- [BRANO DI RIFERIMENTO]:

Lo scorso 2 gennaio è stato pubblicato un aggiornamento alla Relazione dello scorso ottobre, alla luce della recente revisione dei dati di contabilità nazionale ed estendendo le stime al 2021.[2]

Secondo l’aggiornamento, l’evasione fiscale e contributiva (il cosiddetto tax gap) è scesa dai 100,4 miliardi nel 2019 a 86,3 miliardi nel 2020 e a 83,6 miliardi nel 2021 (Tav. 1). Rispetto al 2019, l’evasione  diminuisce per tutte le poste.[3] Il calo è presente anche in  percentuale di quanto dovuto: cala anche la “propensione al gap”.[4] (Tav. 2 per le imposte; la Relazione non contiene le stesse informazioni per i contributi.)

Le poste principali: IVA, Ires e Irpef

Nella nostra nota precedente, basata sulla Relazione dello scorso ottobre, avevamo stimato che gran parte del calo dell’evasione era una conseguenza del calo “di quanto dovuto”, a causa delle condizioni del 2020: al limite, se nulla fosse dovuto l’evasione sarebbe nulla. Per quantificare questo effetto, usando la propensione al gap del 2020 e il gettito teorico[5] del 2019, abbiamo stimato che il calo effettivo sarebbe stato solo di 1,5 miliardi: in altri termini, la maggior parte del calo dell’evasione non era dovuto alla minor propensione a evadere, che era scesa poso, ma al fatto che meno era dovuto. Inoltre, le condizioni straordinarie del 2020 avevano anche influito sulle abitudini di consumo delle famiglie, fattore che poteva aver influenzato notevolmente il calo dell’evasione per l’IVA: questo perché il calo dei consumi di servizi, per i quali l’evasione è mediamente superiore, era stato relativamente più forte.

Nel 2021, tuttavia, il calo della propensione è diventato più marcato e nonostante l’aumento del dovuto (a causa della ripresa economica e le riaperture), l’evasione stimata è rimasta bassa, addirittura di poco inferiore ai valori del 2020. Questo calo è in gran parte dovuto alla forte riduzione dell’evasione sull’IVA, come rifesso progressivo delle varie misure adottate per rafforzare la tracciabilità delle operazioni, prima tra tutte la fatturazione elettronica.

Voci di dati archiviate
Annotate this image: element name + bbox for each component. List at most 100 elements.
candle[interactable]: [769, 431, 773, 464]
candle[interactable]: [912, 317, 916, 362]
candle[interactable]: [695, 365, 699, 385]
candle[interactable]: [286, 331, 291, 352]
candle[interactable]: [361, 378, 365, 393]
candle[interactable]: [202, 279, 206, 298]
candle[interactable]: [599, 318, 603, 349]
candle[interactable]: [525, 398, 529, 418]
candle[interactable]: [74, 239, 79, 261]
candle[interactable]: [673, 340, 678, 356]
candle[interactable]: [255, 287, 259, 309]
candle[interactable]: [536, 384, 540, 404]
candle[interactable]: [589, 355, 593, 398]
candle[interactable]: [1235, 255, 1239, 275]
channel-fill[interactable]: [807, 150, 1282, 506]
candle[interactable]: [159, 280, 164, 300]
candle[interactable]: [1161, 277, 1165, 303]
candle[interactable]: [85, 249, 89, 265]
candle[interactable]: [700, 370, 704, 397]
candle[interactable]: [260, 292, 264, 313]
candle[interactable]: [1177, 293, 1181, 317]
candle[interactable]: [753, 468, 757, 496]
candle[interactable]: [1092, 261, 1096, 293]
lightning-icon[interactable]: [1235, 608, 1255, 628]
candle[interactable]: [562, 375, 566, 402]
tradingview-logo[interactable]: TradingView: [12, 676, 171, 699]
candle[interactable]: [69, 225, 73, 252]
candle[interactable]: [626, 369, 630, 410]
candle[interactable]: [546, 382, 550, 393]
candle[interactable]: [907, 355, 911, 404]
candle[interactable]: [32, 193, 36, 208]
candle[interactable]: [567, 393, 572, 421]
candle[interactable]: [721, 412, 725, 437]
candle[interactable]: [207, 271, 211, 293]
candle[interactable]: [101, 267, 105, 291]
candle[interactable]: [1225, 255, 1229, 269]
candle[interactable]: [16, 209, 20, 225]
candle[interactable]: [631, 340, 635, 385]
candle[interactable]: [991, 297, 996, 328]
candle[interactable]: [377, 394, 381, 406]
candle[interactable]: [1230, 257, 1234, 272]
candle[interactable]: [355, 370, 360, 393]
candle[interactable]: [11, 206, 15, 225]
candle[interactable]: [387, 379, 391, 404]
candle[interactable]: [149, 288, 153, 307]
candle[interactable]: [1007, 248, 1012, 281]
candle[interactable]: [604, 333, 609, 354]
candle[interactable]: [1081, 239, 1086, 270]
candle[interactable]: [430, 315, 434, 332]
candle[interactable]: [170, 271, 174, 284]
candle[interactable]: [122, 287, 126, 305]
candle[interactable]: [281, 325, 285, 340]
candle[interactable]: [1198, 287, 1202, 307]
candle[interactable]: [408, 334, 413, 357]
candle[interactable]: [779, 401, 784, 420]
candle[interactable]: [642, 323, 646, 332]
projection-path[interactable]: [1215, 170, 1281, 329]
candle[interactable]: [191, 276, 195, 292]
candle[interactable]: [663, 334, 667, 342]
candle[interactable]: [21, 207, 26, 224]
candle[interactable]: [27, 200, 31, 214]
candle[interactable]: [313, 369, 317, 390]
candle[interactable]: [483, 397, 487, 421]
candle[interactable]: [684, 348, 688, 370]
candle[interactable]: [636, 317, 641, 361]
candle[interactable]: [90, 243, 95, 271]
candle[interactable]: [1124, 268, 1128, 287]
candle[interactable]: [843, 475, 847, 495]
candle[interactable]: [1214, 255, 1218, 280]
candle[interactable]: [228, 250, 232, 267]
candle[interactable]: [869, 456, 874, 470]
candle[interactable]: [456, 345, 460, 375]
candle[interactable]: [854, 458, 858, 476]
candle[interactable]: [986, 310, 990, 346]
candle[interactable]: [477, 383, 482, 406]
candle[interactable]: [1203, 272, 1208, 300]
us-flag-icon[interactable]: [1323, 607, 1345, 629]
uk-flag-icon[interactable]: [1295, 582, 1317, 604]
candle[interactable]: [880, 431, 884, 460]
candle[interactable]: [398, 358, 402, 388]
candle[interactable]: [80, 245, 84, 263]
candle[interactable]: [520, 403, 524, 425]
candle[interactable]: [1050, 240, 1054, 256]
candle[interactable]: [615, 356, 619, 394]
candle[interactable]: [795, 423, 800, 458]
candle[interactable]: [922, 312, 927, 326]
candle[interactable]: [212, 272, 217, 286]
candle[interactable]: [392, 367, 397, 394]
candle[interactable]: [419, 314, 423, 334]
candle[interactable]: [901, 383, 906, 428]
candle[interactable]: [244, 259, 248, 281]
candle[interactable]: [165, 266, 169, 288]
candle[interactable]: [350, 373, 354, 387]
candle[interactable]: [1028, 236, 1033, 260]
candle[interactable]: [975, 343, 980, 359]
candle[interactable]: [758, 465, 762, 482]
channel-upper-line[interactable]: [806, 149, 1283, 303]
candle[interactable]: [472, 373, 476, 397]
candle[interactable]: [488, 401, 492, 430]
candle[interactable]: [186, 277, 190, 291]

- [DESCRIZIONE DEL COMPITO]: Prosegua il testo sull'evasione fiscale e contributiva, riprendendo subito dopo l'ultima frase riportata.

- [SOLUZIONE PROPOSTA]:
Una più fedele comunicazione del fatturato dovrebbe portare a una minore evasione non solo dell’IVA, ma anche delle imposte sui redditi. In effetti, tendenzialmente, la propensione dell’Ires è calata dal 24,9 del 2020 al 20,6 per cento nel 2021. L’evasione dell’Irpef per autonomi e piccole imprese non presenta invece una tendenza evidente. Tutto questo suggerisce che il recupero dell’IVA sia dovuto soprattutto alle società (che sono soggette a Ires) e non ad autonomi e piccole imprese.

Ciò detto, anche le stime per il 2021 restano in parte influenzate dagli effetti della crisi Covid, per cui le buone notizie sul calo dell’evasione devono comunque essere interpretate con una certa dose di prudenza.


[1] Si veda la nostra precedente nota: “Quanto è autentico il calo dell’evasione fiscale nel 2020?”, 2 novembre 2023.

[2] La Relazione di ottobre conteneva le stime dell’evasione per il 2020, ma non per il 2021, proprio in previsione della revisione dei dati di contabilità nazionale.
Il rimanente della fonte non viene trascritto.